#### EXCERPT PROVIDED
From the 1965 CNAC mailing list:
Lundy, Woodrow Wilson


July 28, 2022
Strolling around on ebay.com I find the following envelope, and using Ancestry.com, I find out that Mrs. Lundy was Woody's wife, Mary Louise.


July 30, 2022
I am in touch with the Lundy family. Stay tuned as more is to come about this man...

The Lundy's were friends of "Sam" Miller's.


February 18, 2022

Dear Tom,

I have some information to add for my father's CNAC.org page. I have all of my father's pilot logbooks, including the one he used when flying for CNAC. The first entry (p. 2) in the CNAC book is on April 14, 1945 when he began the first of his three Link Trainer sessions in Calcutta. I have attached a scan of the page. The page also includes his first flights as co-pilot, beginning on May 14, 1945 in the Calcutta area. His first real flight as co-pilot was on May 21, 1945 from Calcutta to Dinjan and then on to Kunming. I think this was his first Hump flight, Dinjan to Kunming. I have also included scans of p. 16 which indicates that he checked out as pilot and Captain on August 18, 1945 and of p. 88 which indicates his last flight was within China, from Hankow to Shanghai, on March 1, 1947. If I can determine how many Hump flights he made from his logbook, I will let you know. I need to determine the modern names of some of the places in the logbook.







My mother, who as an adult used only her middle name, Louise, joined my father in Shanghai in March, 1946. They lived in a house in Shanghai with the families of three other CNAC pilots. I think that house was in the American or British section. Other residents in the house included Sam (Stanley A.) and Neta Miller. Mother returned to the States in March, 1947, when the political situation in China made it advisable for some CNAC family members to leave China. She was pregnant with me, their first child (daughter). Woody followed her back to the States within a few weeks. Woody and Louise had two more daughters, Sally and Lucy, in the next few years. In the 1950s, Woody became a Southern Airways flight instructor for the U.S. Air Force in Bainbridge, GA; in the 1960s, he was a Southern Airways flight instructor at the U.S. Army Primary Helicopter School in Mineral Wells, TX.

Please use any of this information as you think best.

Thank you for all the incredible work you have done on the CNAC website. I will send two more messages after this one: scans of photos of Woody and scans of his CNAC wings and some of his pins.

All best wishes,

Windy Lundy


And here's more...


Portrait photo in his khaki uniform.


In the cockpit, in the co-pilot's seat.


With one of the CNAC planes.


By the tail of a C-46.


By a CNAC Gull-Wing Stinson.


I noticed that on Stanley A. (Sam) Miller's page that there a few photos of Miller and some of the CNAC planes. I have copies of some of those same photos. Woody had a camera in China, but I don't know if he took the pictures of Sam, or, if the same pictures I have of the planes were taken by Sam.
########
#### DATASET EXTRACT
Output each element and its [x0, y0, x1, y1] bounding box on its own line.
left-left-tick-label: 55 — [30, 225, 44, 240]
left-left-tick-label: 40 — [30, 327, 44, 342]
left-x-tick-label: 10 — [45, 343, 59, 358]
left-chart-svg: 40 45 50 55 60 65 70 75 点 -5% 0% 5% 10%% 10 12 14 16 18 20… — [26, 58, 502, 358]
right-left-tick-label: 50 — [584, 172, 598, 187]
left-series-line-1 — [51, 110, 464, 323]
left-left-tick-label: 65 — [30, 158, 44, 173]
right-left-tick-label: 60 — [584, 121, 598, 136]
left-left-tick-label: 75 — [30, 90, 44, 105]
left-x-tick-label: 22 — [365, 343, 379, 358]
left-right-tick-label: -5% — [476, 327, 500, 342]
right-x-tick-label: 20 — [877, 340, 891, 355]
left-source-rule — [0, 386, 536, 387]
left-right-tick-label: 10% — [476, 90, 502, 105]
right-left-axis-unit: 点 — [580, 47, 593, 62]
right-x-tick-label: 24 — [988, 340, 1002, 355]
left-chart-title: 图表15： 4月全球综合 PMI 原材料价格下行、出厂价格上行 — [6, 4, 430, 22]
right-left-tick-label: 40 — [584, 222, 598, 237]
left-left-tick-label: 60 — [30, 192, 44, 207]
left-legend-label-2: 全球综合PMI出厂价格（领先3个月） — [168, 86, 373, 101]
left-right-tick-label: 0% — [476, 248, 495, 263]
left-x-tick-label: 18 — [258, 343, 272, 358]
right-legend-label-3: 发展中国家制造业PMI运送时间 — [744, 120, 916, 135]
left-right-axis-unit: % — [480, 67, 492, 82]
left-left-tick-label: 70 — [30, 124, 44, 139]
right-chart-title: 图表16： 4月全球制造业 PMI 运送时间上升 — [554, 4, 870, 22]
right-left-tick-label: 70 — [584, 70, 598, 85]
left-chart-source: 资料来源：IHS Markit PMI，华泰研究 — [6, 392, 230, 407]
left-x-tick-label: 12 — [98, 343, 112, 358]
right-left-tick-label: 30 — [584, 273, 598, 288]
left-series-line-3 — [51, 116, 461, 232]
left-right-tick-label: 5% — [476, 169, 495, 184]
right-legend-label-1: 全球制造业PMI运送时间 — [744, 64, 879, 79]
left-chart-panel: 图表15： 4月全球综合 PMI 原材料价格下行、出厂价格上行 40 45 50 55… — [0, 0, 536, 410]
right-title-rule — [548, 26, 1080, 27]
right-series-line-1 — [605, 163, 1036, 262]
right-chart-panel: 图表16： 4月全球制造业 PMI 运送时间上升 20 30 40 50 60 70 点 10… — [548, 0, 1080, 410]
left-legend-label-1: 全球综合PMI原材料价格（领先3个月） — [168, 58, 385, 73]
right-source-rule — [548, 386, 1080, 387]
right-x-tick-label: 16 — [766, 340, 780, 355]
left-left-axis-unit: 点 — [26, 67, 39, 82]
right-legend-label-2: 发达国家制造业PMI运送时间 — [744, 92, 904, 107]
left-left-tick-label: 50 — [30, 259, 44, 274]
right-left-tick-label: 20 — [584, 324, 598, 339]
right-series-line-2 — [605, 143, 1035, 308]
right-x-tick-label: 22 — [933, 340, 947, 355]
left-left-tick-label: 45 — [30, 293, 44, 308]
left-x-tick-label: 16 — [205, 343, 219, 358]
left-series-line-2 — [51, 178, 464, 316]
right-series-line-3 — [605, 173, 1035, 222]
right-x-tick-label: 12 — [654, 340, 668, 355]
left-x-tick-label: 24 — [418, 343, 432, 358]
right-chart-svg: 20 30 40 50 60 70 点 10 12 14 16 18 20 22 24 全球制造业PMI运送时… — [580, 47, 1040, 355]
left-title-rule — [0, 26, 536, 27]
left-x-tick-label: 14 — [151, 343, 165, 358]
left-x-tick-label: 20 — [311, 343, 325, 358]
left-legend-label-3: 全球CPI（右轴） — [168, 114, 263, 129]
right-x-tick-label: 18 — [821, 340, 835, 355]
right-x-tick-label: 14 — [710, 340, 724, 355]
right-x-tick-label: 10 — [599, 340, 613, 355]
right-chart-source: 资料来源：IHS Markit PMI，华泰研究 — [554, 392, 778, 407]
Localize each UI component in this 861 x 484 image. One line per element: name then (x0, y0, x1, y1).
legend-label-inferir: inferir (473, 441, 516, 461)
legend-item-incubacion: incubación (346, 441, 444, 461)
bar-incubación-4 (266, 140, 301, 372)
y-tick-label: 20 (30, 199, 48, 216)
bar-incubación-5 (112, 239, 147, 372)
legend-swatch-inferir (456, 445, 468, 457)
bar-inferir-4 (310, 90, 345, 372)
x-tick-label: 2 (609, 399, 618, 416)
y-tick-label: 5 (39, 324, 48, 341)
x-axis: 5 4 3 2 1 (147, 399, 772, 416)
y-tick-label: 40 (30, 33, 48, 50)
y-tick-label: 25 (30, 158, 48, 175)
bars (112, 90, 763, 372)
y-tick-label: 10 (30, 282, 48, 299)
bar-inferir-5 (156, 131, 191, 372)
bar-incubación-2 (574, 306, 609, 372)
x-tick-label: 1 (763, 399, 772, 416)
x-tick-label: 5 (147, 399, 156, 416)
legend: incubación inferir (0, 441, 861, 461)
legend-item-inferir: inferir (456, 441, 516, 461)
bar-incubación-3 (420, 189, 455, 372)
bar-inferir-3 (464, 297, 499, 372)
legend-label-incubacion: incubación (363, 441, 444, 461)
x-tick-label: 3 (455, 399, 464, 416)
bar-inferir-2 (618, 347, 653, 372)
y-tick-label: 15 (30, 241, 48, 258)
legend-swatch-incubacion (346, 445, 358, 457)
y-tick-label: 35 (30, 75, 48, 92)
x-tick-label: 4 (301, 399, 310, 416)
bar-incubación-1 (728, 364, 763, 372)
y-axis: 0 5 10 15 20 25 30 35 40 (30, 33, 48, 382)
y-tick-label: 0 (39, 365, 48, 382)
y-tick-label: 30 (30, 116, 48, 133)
########
INSTRUCTIONS FOR THE TASK: According to the excerpt about CNAC pilot Woodrow Wilson Lundy, on what date did he check out as pilot and Captain?

PROBLEM SOLUTION: August 18, 1945